| Chart and figure data |
^^^^^^^^^^^^^^^^
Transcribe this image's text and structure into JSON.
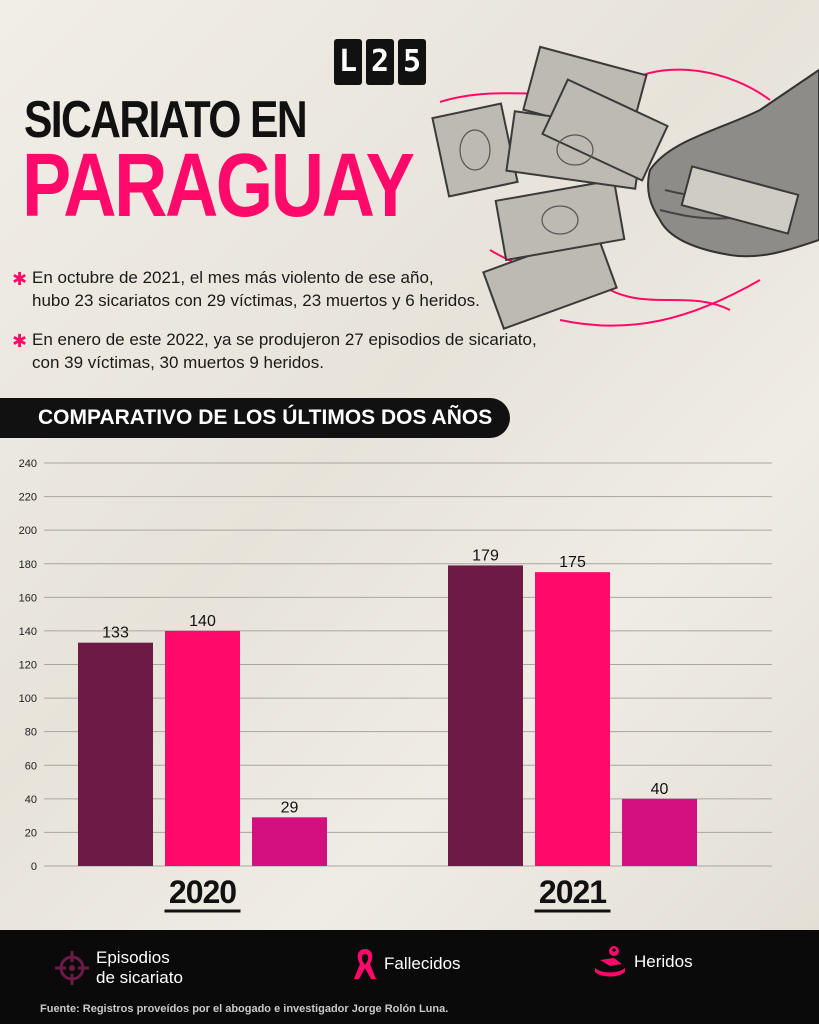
{
  "brand": {
    "logo_letters": [
      "L",
      "2",
      "5"
    ]
  },
  "header": {
    "title_line1": "SICARIATO EN",
    "title_line2": "PARAGUAY"
  },
  "bullets": [
    {
      "line1": "En octubre de 2021, el mes más violento de ese año,",
      "line2": "hubo 23 sicariatos con 29 víctimas, 23 muertos y 6 heridos."
    },
    {
      "line1": "En enero de este 2022, ya se produjeron 27 episodios de sicariato,",
      "line2": "con 39 víctimas, 30 muertos 9 heridos."
    }
  ],
  "banner": {
    "text": "COMPARATIVO DE LOS ÚLTIMOS DOS AÑOS"
  },
  "chart_data": {
    "type": "bar",
    "categories": [
      "2020",
      "2021"
    ],
    "series": [
      {
        "name": "Episodios de sicariato",
        "values": [
          133,
          179
        ],
        "color": "#6e1a47"
      },
      {
        "name": "Fallecidos",
        "values": [
          140,
          175
        ],
        "color": "#ff0a6a"
      },
      {
        "name": "Heridos",
        "values": [
          29,
          40
        ],
        "color": "#d4107f"
      }
    ],
    "ylim": [
      0,
      240
    ],
    "yticks": [
      "0",
      "20",
      "40",
      "60",
      "80",
      "100",
      "120",
      "140",
      "160",
      "180",
      "200",
      "220",
      "240"
    ],
    "grid": true,
    "legend": "bottom"
  },
  "legend": {
    "items": [
      {
        "label_line1": "Episodios",
        "label_line2": "de sicariato",
        "icon": "crosshair-icon",
        "color": "#6e1a47"
      },
      {
        "label_line1": "Fallecidos",
        "label_line2": "",
        "icon": "ribbon-icon",
        "color": "#ff0a6a"
      },
      {
        "label_line1": "Heridos",
        "label_line2": "",
        "icon": "injured-person-icon",
        "color": "#ff0a6a"
      }
    ]
  },
  "footer": {
    "source": "Fuente: Registros proveídos por el abogado e investigador Jorge Rolón Luna."
  },
  "colors": {
    "accent": "#ff0a6a",
    "dark": "#111111",
    "background": "#ece8e0"
  }
}
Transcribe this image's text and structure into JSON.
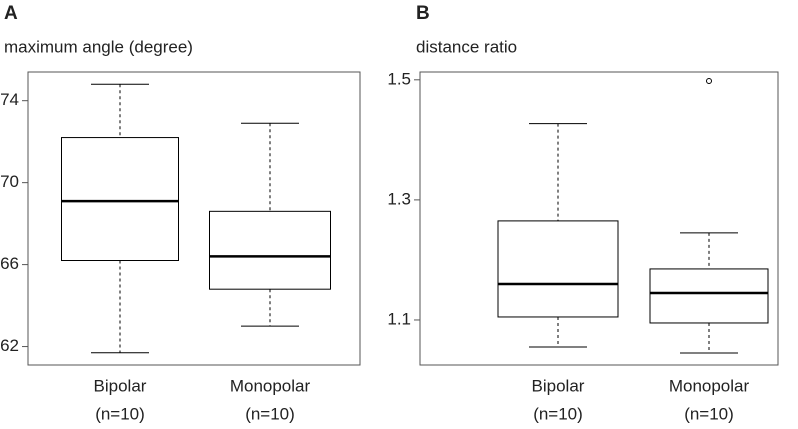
{
  "chart_data": [
    {
      "type": "box",
      "panel": "A",
      "ylabel": "maximum angle (degree)",
      "categories": [
        "Bipolar",
        "Monopolar"
      ],
      "sample_sizes": [
        "(n=10)",
        "(n=10)"
      ],
      "boxes": [
        {
          "min": 61.7,
          "q1": 66.2,
          "median": 69.1,
          "q3": 72.2,
          "max": 74.8,
          "outliers": []
        },
        {
          "min": 63.0,
          "q1": 64.8,
          "median": 66.4,
          "q3": 68.6,
          "max": 72.9,
          "outliers": []
        }
      ],
      "ylim": [
        61.1,
        75.4
      ],
      "yticks": [
        62,
        66,
        70,
        74
      ],
      "color": "#000000"
    },
    {
      "type": "box",
      "panel": "B",
      "ylabel": "distance ratio",
      "categories": [
        "Bipolar",
        "Monopolar"
      ],
      "sample_sizes": [
        "(n=10)",
        "(n=10)"
      ],
      "boxes": [
        {
          "min": 1.055,
          "q1": 1.105,
          "median": 1.16,
          "q3": 1.265,
          "max": 1.427,
          "outliers": []
        },
        {
          "min": 1.045,
          "q1": 1.095,
          "median": 1.145,
          "q3": 1.185,
          "max": 1.245,
          "outliers": [
            1.498
          ]
        }
      ],
      "ylim": [
        1.025,
        1.513
      ],
      "yticks": [
        {
          "value": 1.1,
          "label": "1.1"
        },
        {
          "value": 1.3,
          "label": "1.3"
        },
        {
          "value": 1.5,
          "label": "1.5"
        }
      ],
      "color": "#000000"
    }
  ]
}
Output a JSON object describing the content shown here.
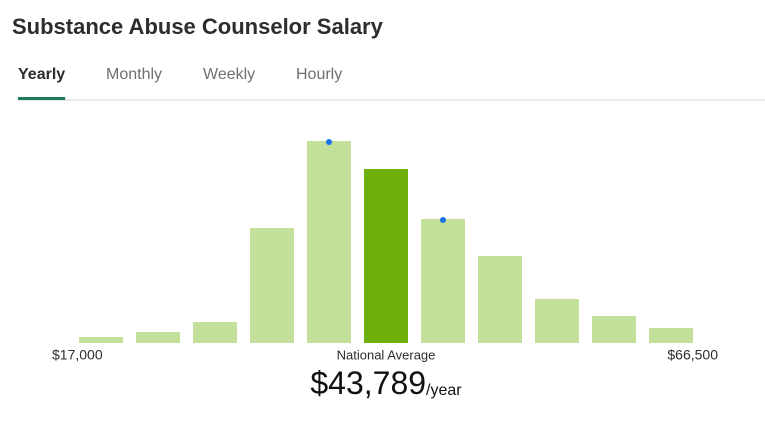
{
  "chart_data": {
    "type": "bar",
    "title": "Substance Abuse Counselor Salary",
    "tabs": [
      "Yearly",
      "Monthly",
      "Weekly",
      "Hourly"
    ],
    "active_tab": 0,
    "values": [
      6,
      11,
      21,
      115,
      202,
      174,
      124,
      87,
      44,
      27,
      15
    ],
    "ylim": [
      0,
      210
    ],
    "color": "#c2e09a",
    "highlight_index": 5,
    "highlight_color": "#6eb00a",
    "marker_indices": [
      4,
      6
    ],
    "marker_color": "#1a73e8",
    "min_label": "$17,000",
    "max_label": "$66,500",
    "average_caption": "National Average",
    "average_value": "$43,789",
    "average_unit": "/year"
  }
}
^^^^^^^^^^^^^^^^
| To do |
The listing above must be printed again exactly, minus its pictures.

| Solution for this exercise |
Transcribe this image's text and structure into JSON.
{
  "brand": {
    "logo_letters": [
      "L",
      "2",
      "5"
    ]
  },
  "header": {
    "title_line1": "SICARIATO EN",
    "title_line2": "PARAGUAY"
  },
  "bullets": [
    {
      "line1": "En octubre de 2021, el mes más violento de ese año,",
      "line2": "hubo 23 sicariatos con 29 víctimas, 23 muertos y 6 heridos."
    },
    {
      "line1": "En enero de este 2022, ya se produjeron 27 episodios de sicariato,",
      "line2": "con 39 víctimas, 30 muertos 9 heridos."
    }
  ],
  "banner": {
    "text": "COMPARATIVO DE LOS ÚLTIMOS DOS AÑOS"
  },
  "chart_data": {
    "type": "bar",
    "categories": [
      "2020",
      "2021"
    ],
    "series": [
      {
        "name": "Episodios de sicariato",
        "values": [
          133,
          179
        ],
        "color": "#6e1a47"
      },
      {
        "name": "Fallecidos",
        "values": [
          140,
          175
        ],
        "color": "#ff0a6a"
      },
      {
        "name": "Heridos",
        "values": [
          29,
          40
        ],
        "color": "#d4107f"
      }
    ],
    "ylim": [
      0,
      240
    ],
    "yticks": [
      "0",
      "20",
      "40",
      "60",
      "80",
      "100",
      "120",
      "140",
      "160",
      "180",
      "200",
      "220",
      "240"
    ],
    "grid": true,
    "legend": "bottom"
  },
  "legend": {
    "items": [
      {
        "label_line1": "Episodios",
        "label_line2": "de sicariato",
        "icon": "crosshair-icon",
        "color": "#6e1a47"
      },
      {
        "label_line1": "Fallecidos",
        "label_line2": "",
        "icon": "ribbon-icon",
        "color": "#ff0a6a"
      },
      {
        "label_line1": "Heridos",
        "label_line2": "",
        "icon": "injured-person-icon",
        "color": "#ff0a6a"
      }
    ]
  },
  "footer": {
    "source": "Fuente: Registros proveídos por el abogado e investigador Jorge Rolón Luna."
  },
  "colors": {
    "accent": "#ff0a6a",
    "dark": "#111111",
    "background": "#ece8e0"
  }
}
Transcribe this image's text and structure into JSON.
{
  "chart_data": [
    {
      "type": "box",
      "panel": "A",
      "ylabel": "maximum angle (degree)",
      "categories": [
        "Bipolar",
        "Monopolar"
      ],
      "sample_sizes": [
        "(n=10)",
        "(n=10)"
      ],
      "boxes": [
        {
          "min": 61.7,
          "q1": 66.2,
          "median": 69.1,
          "q3": 72.2,
          "max": 74.8,
          "outliers": []
        },
        {
          "min": 63.0,
          "q1": 64.8,
          "median": 66.4,
          "q3": 68.6,
          "max": 72.9,
          "outliers": []
        }
      ],
      "ylim": [
        61.1,
        75.4
      ],
      "yticks": [
        62,
        66,
        70,
        74
      ],
      "color": "#000000"
    },
    {
      "type": "box",
      "panel": "B",
      "ylabel": "distance ratio",
      "categories": [
        "Bipolar",
        "Monopolar"
      ],
      "sample_sizes": [
        "(n=10)",
        "(n=10)"
      ],
      "boxes": [
        {
          "min": 1.055,
          "q1": 1.105,
          "median": 1.16,
          "q3": 1.265,
          "max": 1.427,
          "outliers": []
        },
        {
          "min": 1.045,
          "q1": 1.095,
          "median": 1.145,
          "q3": 1.185,
          "max": 1.245,
          "outliers": [
            1.498
          ]
        }
      ],
      "ylim": [
        1.025,
        1.513
      ],
      "yticks": [
        {
          "value": 1.1,
          "label": "1.1"
        },
        {
          "value": 1.3,
          "label": "1.3"
        },
        {
          "value": 1.5,
          "label": "1.5"
        }
      ],
      "color": "#000000"
    }
  ]
}
Output a JSON object describing the content shown here.
{
  "chart_data": {
    "type": "bar",
    "title": "Substance Abuse Counselor Salary",
    "tabs": [
      "Yearly",
      "Monthly",
      "Weekly",
      "Hourly"
    ],
    "active_tab": 0,
    "values": [
      6,
      11,
      21,
      115,
      202,
      174,
      124,
      87,
      44,
      27,
      15
    ],
    "ylim": [
      0,
      210
    ],
    "color": "#c2e09a",
    "highlight_index": 5,
    "highlight_color": "#6eb00a",
    "marker_indices": [
      4,
      6
    ],
    "marker_color": "#1a73e8",
    "min_label": "$17,000",
    "max_label": "$66,500",
    "average_caption": "National Average",
    "average_value": "$43,789",
    "average_unit": "/year"
  }
}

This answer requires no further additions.